## WHAT IS ASKED
Would you transcribe all of the data exactly, down to the last character?

[RAW RECORDS start]

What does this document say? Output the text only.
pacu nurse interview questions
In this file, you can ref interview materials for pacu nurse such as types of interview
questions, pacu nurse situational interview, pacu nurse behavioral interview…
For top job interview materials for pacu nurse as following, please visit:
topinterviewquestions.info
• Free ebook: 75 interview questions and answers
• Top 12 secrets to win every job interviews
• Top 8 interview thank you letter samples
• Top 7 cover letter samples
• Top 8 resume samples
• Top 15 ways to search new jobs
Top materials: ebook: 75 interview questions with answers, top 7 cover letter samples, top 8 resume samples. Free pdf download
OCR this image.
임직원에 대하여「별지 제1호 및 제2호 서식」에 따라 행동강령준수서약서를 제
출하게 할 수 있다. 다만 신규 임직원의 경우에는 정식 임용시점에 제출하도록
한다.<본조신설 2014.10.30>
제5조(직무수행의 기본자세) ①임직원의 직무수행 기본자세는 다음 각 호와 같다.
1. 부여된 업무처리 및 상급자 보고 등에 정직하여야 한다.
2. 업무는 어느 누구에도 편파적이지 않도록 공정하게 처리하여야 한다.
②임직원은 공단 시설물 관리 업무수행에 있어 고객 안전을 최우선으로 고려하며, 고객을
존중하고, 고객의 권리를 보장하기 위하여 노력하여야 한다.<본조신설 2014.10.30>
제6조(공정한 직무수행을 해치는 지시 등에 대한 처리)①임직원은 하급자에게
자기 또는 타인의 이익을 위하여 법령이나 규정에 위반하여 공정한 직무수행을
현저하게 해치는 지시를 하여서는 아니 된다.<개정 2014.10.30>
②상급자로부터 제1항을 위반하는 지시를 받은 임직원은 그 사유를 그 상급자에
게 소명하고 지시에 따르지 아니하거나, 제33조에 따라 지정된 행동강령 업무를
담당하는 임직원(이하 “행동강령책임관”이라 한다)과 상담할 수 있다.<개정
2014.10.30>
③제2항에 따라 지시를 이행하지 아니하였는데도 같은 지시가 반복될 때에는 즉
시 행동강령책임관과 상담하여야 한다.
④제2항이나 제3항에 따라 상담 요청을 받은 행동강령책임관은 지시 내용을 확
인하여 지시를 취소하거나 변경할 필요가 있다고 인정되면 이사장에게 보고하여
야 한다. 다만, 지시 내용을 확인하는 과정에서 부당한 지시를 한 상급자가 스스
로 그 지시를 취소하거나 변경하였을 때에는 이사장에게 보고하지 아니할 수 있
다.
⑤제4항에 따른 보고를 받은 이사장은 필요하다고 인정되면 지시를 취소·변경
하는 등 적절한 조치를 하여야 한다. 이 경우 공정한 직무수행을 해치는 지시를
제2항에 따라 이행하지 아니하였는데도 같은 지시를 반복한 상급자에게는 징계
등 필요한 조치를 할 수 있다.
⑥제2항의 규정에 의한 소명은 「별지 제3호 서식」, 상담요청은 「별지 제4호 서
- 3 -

[RAW RECORDS end]

## EXERCISE RESPONSE
What does this document say? Output the text only.
pacu nurse interview questions
In this file, you can ref interview materials for pacu nurse such as types of interview
questions, pacu nurse situational interview, pacu nurse behavioral interview…
For top job interview materials for pacu nurse as following, please visit:
topinterviewquestions.info
• Free ebook: 75 interview questions and answers
• Top 12 secrets to win every job interviews
• Top 8 interview thank you letter samples
• Top 7 cover letter samples
• Top 8 resume samples
• Top 15 ways to search new jobs
Top materials: ebook: 75 interview questions with answers, top 7 cover letter samples, top 8 resume samples. Free pdf download
OCR this image.
임직원에 대하여「별지 제1호 및 제2호 서식」에 따라 행동강령준수서약서를 제
출하게 할 수 있다. 다만 신규 임직원의 경우에는 정식 임용시점에 제출하도록
한다.<본조신설 2014.10.30>
제5조(직무수행의 기본자세) ①임직원의 직무수행 기본자세는 다음 각 호와 같다.
1. 부여된 업무처리 및 상급자 보고 등에 정직하여야 한다.
2. 업무는 어느 누구에도 편파적이지 않도록 공정하게 처리하여야 한다.
②임직원은 공단 시설물 관리 업무수행에 있어 고객 안전을 최우선으로 고려하며, 고객을
존중하고, 고객의 권리를 보장하기 위하여 노력하여야 한다.<본조신설 2014.10.30>
제6조(공정한 직무수행을 해치는 지시 등에 대한 처리)①임직원은 하급자에게
자기 또는 타인의 이익을 위하여 법령이나 규정에 위반하여 공정한 직무수행을
현저하게 해치는 지시를 하여서는 아니 된다.<개정 2014.10.30>
②상급자로부터 제1항을 위반하는 지시를 받은 임직원은 그 사유를 그 상급자에
게 소명하고 지시에 따르지 아니하거나, 제33조에 따라 지정된 행동강령 업무를
담당하는 임직원(이하 “행동강령책임관”이라 한다)과 상담할 수 있다.<개정
2014.10.30>
③제2항에 따라 지시를 이행하지 아니하였는데도 같은 지시가 반복될 때에는 즉
시 행동강령책임관과 상담하여야 한다.
④제2항이나 제3항에 따라 상담 요청을 받은 행동강령책임관은 지시 내용을 확
인하여 지시를 취소하거나 변경할 필요가 있다고 인정되면 이사장에게 보고하여
야 한다. 다만, 지시 내용을 확인하는 과정에서 부당한 지시를 한 상급자가 스스
로 그 지시를 취소하거나 변경하였을 때에는 이사장에게 보고하지 아니할 수 있
다.
⑤제4항에 따른 보고를 받은 이사장은 필요하다고 인정되면 지시를 취소·변경
하는 등 적절한 조치를 하여야 한다. 이 경우 공정한 직무수행을 해치는 지시를
제2항에 따라 이행하지 아니하였는데도 같은 지시를 반복한 상급자에게는 징계
등 필요한 조치를 할 수 있다.
⑥제2항의 규정에 의한 소명은 「별지 제3호 서식」, 상담요청은 「별지 제4호 서
- 3 -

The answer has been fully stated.